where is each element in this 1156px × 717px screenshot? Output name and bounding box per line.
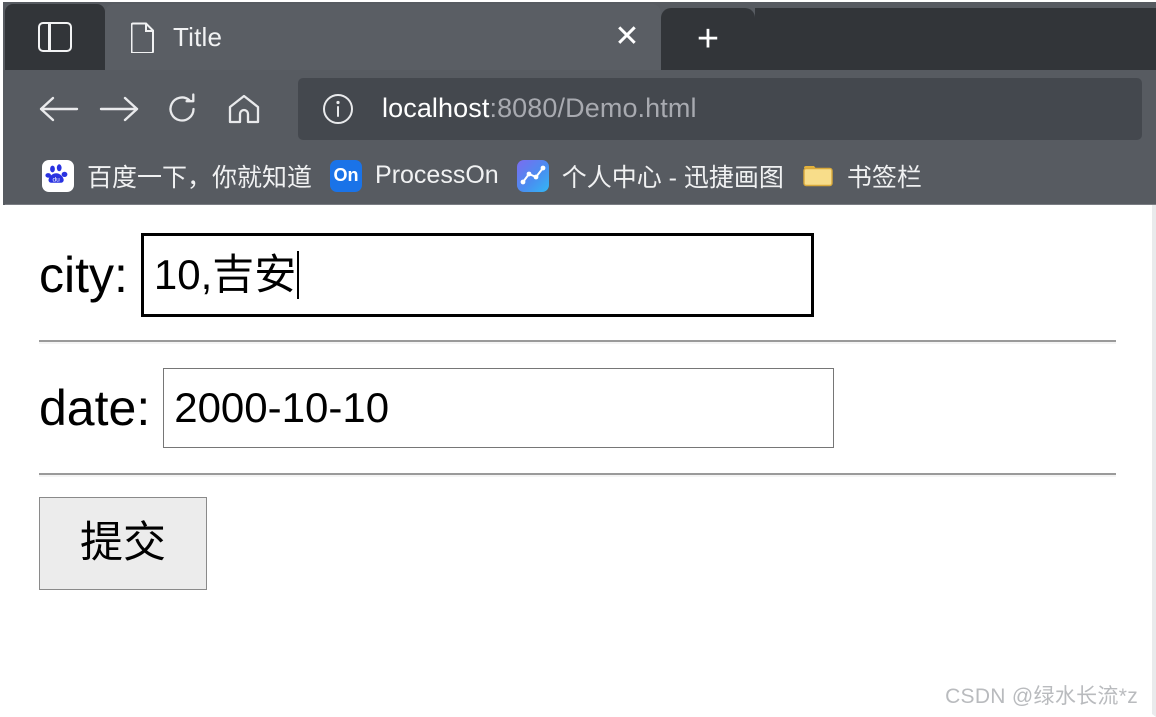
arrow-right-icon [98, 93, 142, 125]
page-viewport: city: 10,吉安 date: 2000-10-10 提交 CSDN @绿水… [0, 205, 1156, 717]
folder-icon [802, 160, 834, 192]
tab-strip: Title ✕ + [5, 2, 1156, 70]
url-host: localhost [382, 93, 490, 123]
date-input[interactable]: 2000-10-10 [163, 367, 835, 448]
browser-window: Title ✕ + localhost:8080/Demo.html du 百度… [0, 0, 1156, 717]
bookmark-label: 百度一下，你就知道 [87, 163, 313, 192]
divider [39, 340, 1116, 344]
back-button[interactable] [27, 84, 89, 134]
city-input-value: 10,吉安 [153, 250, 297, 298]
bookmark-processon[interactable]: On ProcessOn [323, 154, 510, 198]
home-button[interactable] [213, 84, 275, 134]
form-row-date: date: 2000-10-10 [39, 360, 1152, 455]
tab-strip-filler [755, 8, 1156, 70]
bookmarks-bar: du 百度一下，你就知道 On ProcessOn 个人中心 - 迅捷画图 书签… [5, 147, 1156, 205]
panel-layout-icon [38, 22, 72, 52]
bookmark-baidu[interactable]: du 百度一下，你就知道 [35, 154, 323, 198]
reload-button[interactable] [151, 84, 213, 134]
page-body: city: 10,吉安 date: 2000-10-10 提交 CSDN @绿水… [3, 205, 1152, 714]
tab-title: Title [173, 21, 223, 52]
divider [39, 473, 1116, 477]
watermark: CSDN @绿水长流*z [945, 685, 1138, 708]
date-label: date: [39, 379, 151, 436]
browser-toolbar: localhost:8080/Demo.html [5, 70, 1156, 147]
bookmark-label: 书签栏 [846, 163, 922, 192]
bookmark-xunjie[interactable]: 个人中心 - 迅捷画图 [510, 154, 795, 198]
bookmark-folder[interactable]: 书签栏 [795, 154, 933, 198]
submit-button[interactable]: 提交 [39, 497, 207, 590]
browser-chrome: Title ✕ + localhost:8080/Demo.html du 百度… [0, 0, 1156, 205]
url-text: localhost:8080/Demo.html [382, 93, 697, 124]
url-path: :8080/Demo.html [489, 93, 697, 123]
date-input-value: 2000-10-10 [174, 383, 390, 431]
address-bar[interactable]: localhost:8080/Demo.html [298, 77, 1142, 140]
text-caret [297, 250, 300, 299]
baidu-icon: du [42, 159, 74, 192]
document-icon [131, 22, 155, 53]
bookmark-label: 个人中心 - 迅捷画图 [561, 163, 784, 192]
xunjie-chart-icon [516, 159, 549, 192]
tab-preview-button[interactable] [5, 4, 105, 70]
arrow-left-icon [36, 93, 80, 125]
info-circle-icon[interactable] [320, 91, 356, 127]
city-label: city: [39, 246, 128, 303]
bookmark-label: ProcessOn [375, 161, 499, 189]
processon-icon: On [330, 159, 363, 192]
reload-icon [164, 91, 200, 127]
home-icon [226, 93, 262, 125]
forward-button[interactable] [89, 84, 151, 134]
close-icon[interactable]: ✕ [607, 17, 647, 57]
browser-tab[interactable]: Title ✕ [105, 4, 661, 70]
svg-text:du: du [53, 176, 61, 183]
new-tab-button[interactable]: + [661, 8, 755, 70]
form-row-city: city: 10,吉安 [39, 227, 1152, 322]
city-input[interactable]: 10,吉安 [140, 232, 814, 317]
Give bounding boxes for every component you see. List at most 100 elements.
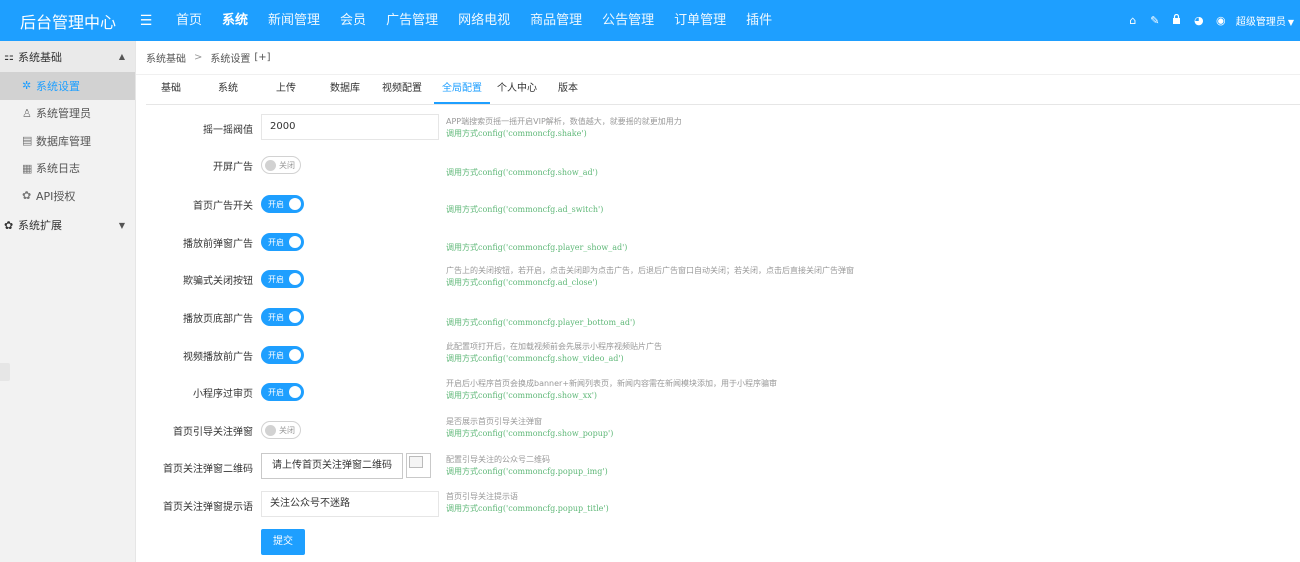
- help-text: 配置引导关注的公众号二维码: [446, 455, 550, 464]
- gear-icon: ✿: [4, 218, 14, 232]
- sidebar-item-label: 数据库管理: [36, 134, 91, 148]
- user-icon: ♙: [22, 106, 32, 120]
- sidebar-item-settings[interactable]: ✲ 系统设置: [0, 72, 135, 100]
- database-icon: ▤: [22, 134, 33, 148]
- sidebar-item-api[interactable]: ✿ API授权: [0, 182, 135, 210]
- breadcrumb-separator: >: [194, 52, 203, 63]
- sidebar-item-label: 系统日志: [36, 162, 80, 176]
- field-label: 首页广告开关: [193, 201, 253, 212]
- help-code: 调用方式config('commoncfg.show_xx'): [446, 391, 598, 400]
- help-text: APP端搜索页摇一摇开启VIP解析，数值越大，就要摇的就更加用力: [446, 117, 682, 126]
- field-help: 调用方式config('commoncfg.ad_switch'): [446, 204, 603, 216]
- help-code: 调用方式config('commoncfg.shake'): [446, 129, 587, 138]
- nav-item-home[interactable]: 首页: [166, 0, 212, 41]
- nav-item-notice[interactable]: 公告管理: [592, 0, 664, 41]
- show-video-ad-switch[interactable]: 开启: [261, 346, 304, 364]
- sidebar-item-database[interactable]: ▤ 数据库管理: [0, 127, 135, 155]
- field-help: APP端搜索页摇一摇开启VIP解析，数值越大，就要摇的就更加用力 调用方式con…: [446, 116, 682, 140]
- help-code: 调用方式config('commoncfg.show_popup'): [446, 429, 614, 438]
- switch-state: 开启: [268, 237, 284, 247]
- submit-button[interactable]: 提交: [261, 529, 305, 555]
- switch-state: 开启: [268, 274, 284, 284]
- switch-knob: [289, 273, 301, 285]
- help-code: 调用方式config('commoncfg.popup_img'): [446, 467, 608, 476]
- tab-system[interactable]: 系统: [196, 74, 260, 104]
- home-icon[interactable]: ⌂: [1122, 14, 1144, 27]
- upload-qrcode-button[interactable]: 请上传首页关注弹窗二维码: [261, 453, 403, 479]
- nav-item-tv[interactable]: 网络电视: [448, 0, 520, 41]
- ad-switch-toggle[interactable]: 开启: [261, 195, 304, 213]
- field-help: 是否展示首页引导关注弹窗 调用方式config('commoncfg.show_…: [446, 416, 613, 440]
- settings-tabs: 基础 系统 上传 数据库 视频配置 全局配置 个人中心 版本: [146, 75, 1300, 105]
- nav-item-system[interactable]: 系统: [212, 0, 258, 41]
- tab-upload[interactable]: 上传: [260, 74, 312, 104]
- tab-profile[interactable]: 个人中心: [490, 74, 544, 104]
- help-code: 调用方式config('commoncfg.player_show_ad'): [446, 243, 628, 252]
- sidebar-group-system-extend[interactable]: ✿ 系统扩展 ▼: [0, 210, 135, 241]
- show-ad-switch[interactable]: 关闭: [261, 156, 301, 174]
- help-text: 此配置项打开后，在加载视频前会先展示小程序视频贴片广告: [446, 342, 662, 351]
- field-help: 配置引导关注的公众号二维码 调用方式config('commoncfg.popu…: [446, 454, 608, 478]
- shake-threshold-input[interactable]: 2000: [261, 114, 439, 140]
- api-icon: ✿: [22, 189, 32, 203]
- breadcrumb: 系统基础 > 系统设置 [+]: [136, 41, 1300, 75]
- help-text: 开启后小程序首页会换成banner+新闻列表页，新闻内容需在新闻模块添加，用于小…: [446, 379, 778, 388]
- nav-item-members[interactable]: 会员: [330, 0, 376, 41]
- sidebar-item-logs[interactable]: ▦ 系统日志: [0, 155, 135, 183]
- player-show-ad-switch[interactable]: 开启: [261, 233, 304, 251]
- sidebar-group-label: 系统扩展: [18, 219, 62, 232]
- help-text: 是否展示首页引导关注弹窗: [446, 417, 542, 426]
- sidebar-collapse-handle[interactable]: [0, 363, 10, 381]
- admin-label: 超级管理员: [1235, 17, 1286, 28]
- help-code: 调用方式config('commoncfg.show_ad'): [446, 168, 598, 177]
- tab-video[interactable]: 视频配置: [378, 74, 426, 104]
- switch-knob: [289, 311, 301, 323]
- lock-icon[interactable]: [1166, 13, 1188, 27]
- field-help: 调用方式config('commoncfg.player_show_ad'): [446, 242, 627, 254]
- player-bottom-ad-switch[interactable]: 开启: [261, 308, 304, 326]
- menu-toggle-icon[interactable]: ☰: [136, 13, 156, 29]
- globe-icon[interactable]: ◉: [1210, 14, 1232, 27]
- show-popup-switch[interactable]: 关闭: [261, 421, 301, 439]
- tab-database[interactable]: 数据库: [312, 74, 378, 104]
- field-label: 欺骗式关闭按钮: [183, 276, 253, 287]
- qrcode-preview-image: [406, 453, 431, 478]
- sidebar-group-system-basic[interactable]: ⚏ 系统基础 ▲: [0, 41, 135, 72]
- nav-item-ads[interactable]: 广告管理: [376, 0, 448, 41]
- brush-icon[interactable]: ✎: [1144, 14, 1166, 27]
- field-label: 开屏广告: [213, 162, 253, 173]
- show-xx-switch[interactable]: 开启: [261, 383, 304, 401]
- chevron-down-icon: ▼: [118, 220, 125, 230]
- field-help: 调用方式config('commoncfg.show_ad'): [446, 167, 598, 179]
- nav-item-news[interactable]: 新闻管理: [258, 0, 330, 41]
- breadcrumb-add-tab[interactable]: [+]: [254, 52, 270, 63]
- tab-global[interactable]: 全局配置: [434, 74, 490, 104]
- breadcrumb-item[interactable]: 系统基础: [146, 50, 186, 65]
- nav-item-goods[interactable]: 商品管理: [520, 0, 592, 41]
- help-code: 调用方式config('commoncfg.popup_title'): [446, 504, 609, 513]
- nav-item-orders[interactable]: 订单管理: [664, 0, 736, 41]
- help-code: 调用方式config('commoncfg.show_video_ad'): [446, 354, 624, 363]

Work required>
Retype the lines of the material from the line with "arrow-right-icon [98, 93, 142, 125]" to the line with "bookmark-folder[interactable]: 书签栏 [795, 154, 933, 198]", keeping both of those lines and changing nothing.

Answer to the task>
arrow-right-icon [98, 93, 142, 125]
page-viewport: city: 10,吉安 date: 2000-10-10 提交 CSDN @绿水… [0, 205, 1156, 717]
folder-icon [802, 160, 834, 192]
tab-strip: Title ✕ + [5, 2, 1156, 70]
url-host: localhost [382, 93, 490, 123]
date-input[interactable]: 2000-10-10 [163, 367, 835, 448]
browser-window: Title ✕ + localhost:8080/Demo.html du 百度… [0, 0, 1156, 717]
bookmark-label: 百度一下，你就知道 [87, 163, 313, 192]
divider [39, 340, 1116, 344]
back-button[interactable] [27, 84, 89, 134]
city-input-value: 10,吉安 [153, 250, 297, 298]
bookmark-processon[interactable]: On ProcessOn [323, 154, 510, 198]
home-button[interactable] [213, 84, 275, 134]
form-row-date: date: 2000-10-10 [39, 360, 1152, 455]
tab-strip-filler [755, 8, 1156, 70]
bookmarks-bar: du 百度一下，你就知道 On ProcessOn 个人中心 - 迅捷画图 书签… [5, 147, 1156, 205]
panel-layout-icon [38, 22, 72, 52]
bookmark-baidu[interactable]: du 百度一下，你就知道 [35, 154, 323, 198]
reload-button[interactable] [151, 84, 213, 134]
page-body: city: 10,吉安 date: 2000-10-10 提交 CSDN @绿水… [3, 205, 1152, 714]
tab-title: Title [173, 21, 223, 52]
divider [39, 473, 1116, 477]
watermark: CSDN @绿水长流*z [945, 685, 1138, 708]
date-label: date: [39, 379, 151, 436]
browser-toolbar: localhost:8080/Demo.html [5, 70, 1156, 147]
bookmark-label: 书签栏 [846, 163, 922, 192]
bookmark-xunjie[interactable]: 个人中心 - 迅捷画图 [510, 154, 795, 198]
bookmark-folder[interactable]: 书签栏 [795, 154, 933, 198]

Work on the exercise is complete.